§ **AIM**
Repeat every record below exactly as it appears.

§ **EXTRACTED MATERIAL**

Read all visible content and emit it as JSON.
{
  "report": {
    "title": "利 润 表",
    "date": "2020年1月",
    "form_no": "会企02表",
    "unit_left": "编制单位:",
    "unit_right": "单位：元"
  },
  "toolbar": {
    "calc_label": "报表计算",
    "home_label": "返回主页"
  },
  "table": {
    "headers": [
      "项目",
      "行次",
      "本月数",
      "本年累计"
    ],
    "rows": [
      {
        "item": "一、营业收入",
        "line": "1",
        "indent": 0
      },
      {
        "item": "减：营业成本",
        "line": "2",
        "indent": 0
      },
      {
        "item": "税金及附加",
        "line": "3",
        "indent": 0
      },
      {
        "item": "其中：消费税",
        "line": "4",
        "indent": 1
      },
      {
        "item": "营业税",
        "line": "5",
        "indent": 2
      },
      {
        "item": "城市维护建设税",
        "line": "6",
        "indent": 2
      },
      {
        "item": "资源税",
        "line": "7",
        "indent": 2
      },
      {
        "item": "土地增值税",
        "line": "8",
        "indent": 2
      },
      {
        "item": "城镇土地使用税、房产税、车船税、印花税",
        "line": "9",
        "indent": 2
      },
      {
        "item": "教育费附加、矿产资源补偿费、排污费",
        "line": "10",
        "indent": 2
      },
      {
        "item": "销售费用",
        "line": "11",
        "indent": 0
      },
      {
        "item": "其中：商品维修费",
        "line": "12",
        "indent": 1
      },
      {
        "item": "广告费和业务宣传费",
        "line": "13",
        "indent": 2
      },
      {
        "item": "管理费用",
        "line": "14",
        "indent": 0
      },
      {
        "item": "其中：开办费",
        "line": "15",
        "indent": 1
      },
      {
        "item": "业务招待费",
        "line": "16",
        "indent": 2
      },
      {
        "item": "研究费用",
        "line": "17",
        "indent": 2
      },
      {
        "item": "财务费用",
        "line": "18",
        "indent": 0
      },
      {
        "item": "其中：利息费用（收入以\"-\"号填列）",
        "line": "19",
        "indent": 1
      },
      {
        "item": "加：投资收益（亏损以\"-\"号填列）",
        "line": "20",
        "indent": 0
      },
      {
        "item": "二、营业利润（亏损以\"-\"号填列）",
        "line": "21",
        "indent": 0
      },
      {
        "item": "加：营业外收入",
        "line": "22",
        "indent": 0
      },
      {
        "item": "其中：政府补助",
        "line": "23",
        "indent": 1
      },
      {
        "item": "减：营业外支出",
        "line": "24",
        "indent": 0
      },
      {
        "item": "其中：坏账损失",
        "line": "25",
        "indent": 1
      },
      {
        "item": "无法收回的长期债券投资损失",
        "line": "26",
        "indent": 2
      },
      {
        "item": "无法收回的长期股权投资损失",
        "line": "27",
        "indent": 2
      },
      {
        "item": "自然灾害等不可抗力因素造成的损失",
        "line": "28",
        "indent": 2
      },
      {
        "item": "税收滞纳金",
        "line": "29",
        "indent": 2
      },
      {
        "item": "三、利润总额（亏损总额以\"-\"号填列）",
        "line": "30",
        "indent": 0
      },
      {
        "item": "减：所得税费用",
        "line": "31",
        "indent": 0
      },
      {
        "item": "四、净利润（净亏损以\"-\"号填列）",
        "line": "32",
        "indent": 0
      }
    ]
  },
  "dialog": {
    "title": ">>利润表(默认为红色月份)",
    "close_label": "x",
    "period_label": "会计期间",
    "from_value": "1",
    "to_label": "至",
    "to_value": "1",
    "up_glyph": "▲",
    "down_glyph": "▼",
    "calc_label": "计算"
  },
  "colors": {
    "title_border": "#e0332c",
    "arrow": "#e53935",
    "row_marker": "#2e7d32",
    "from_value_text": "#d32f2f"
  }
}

§ **CORRECT ANSWER**
Read all visible content and emit it as JSON.
{
  "report": {
    "title": "利 润 表",
    "date": "2020年1月",
    "form_no": "会企02表",
    "unit_left": "编制单位:",
    "unit_right": "单位：元"
  },
  "toolbar": {
    "calc_label": "报表计算",
    "home_label": "返回主页"
  },
  "table": {
    "headers": [
      "项目",
      "行次",
      "本月数",
      "本年累计"
    ],
    "rows": [
      {
        "item": "一、营业收入",
        "line": "1",
        "indent": 0
      },
      {
        "item": "减：营业成本",
        "line": "2",
        "indent": 0
      },
      {
        "item": "税金及附加",
        "line": "3",
        "indent": 0
      },
      {
        "item": "其中：消费税",
        "line": "4",
        "indent": 1
      },
      {
        "item": "营业税",
        "line": "5",
        "indent": 2
      },
      {
        "item": "城市维护建设税",
        "line": "6",
        "indent": 2
      },
      {
        "item": "资源税",
        "line": "7",
        "indent": 2
      },
      {
        "item": "土地增值税",
        "line": "8",
        "indent": 2
      },
      {
        "item": "城镇土地使用税、房产税、车船税、印花税",
        "line": "9",
        "indent": 2
      },
      {
        "item": "教育费附加、矿产资源补偿费、排污费",
        "line": "10",
        "indent": 2
      },
      {
        "item": "销售费用",
        "line": "11",
        "indent": 0
      },
      {
        "item": "其中：商品维修费",
        "line": "12",
        "indent": 1
      },
      {
        "item": "广告费和业务宣传费",
        "line": "13",
        "indent": 2
      },
      {
        "item": "管理费用",
        "line": "14",
        "indent": 0
      },
      {
        "item": "其中：开办费",
        "line": "15",
        "indent": 1
      },
      {
        "item": "业务招待费",
        "line": "16",
        "indent": 2
      },
      {
        "item": "研究费用",
        "line": "17",
        "indent": 2
      },
      {
        "item": "财务费用",
        "line": "18",
        "indent": 0
      },
      {
        "item": "其中：利息费用（收入以\"-\"号填列）",
        "line": "19",
        "indent": 1
      },
      {
        "item": "加：投资收益（亏损以\"-\"号填列）",
        "line": "20",
        "indent": 0
      },
      {
        "item": "二、营业利润（亏损以\"-\"号填列）",
        "line": "21",
        "indent": 0
      },
      {
        "item": "加：营业外收入",
        "line": "22",
        "indent": 0
      },
      {
        "item": "其中：政府补助",
        "line": "23",
        "indent": 1
      },
      {
        "item": "减：营业外支出",
        "line": "24",
        "indent": 0
      },
      {
        "item": "其中：坏账损失",
        "line": "25",
        "indent": 1
      },
      {
        "item": "无法收回的长期债券投资损失",
        "line": "26",
        "indent": 2
      },
      {
        "item": "无法收回的长期股权投资损失",
        "line": "27",
        "indent": 2
      },
      {
        "item": "自然灾害等不可抗力因素造成的损失",
        "line": "28",
        "indent": 2
      },
      {
        "item": "税收滞纳金",
        "line": "29",
        "indent": 2
      },
      {
        "item": "三、利润总额（亏损总额以\"-\"号填列）",
        "line": "30",
        "indent": 0
      },
      {
        "item": "减：所得税费用",
        "line": "31",
        "indent": 0
      },
      {
        "item": "四、净利润（净亏损以\"-\"号填列）",
        "line": "32",
        "indent": 0
      }
    ]
  },
  "dialog": {
    "title": ">>利润表(默认为红色月份)",
    "close_label": "x",
    "period_label": "会计期间",
    "from_value": "1",
    "to_label": "至",
    "to_value": "1",
    "up_glyph": "▲",
    "down_glyph": "▼",
    "calc_label": "计算"
  },
  "colors": {
    "title_border": "#e0332c",
    "arrow": "#e53935",
    "row_marker": "#2e7d32",
    "from_value_text": "#d32f2f"
  }
}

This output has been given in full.